* [WHAT YOU ARE ASKED TO DO]
Write out the listing exactly as it is given.

* [DATASET EXCERPTS]
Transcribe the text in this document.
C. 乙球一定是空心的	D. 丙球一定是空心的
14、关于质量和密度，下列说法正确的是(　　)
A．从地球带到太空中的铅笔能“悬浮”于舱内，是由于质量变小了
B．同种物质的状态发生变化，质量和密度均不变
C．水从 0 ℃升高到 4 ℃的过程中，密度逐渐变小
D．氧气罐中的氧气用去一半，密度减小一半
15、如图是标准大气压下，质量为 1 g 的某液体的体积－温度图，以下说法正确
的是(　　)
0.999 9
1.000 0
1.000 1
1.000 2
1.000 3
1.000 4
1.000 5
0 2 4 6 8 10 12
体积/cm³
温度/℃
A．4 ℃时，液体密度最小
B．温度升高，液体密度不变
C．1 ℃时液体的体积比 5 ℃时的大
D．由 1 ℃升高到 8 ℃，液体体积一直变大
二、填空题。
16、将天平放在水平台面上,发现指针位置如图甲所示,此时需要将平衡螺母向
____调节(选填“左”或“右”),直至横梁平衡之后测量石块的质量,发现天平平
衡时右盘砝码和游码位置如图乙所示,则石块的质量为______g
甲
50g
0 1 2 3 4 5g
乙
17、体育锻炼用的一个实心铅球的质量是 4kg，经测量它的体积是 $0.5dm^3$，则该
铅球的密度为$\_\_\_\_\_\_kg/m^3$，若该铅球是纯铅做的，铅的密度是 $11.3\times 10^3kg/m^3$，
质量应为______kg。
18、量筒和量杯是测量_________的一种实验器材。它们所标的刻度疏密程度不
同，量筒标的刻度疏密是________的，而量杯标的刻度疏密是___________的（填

* [FINAL RESULT]
Transcribe the text in this document.
C. 乙球一定是空心的	D. 丙球一定是空心的
14、关于质量和密度，下列说法正确的是(　　)
A．从地球带到太空中的铅笔能“悬浮”于舱内，是由于质量变小了
B．同种物质的状态发生变化，质量和密度均不变
C．水从 0 ℃升高到 4 ℃的过程中，密度逐渐变小
D．氧气罐中的氧气用去一半，密度减小一半
15、如图是标准大气压下，质量为 1 g 的某液体的体积－温度图，以下说法正确
的是(　　)
0.999 9
1.000 0
1.000 1
1.000 2
1.000 3
1.000 4
1.000 5
0 2 4 6 8 10 12
体积/cm³
温度/℃
A．4 ℃时，液体密度最小
B．温度升高，液体密度不变
C．1 ℃时液体的体积比 5 ℃时的大
D．由 1 ℃升高到 8 ℃，液体体积一直变大
二、填空题。
16、将天平放在水平台面上,发现指针位置如图甲所示,此时需要将平衡螺母向
____调节(选填“左”或“右”),直至横梁平衡之后测量石块的质量,发现天平平
衡时右盘砝码和游码位置如图乙所示,则石块的质量为______g
甲
50g
0 1 2 3 4 5g
乙
17、体育锻炼用的一个实心铅球的质量是 4kg，经测量它的体积是 $0.5dm^3$，则该
铅球的密度为$\_\_\_\_\_\_kg/m^3$，若该铅球是纯铅做的，铅的密度是 $11.3\times 10^3kg/m^3$，
质量应为______kg。
18、量筒和量杯是测量_________的一种实验器材。它们所标的刻度疏密程度不
同，量筒标的刻度疏密是________的，而量杯标的刻度疏密是___________的（填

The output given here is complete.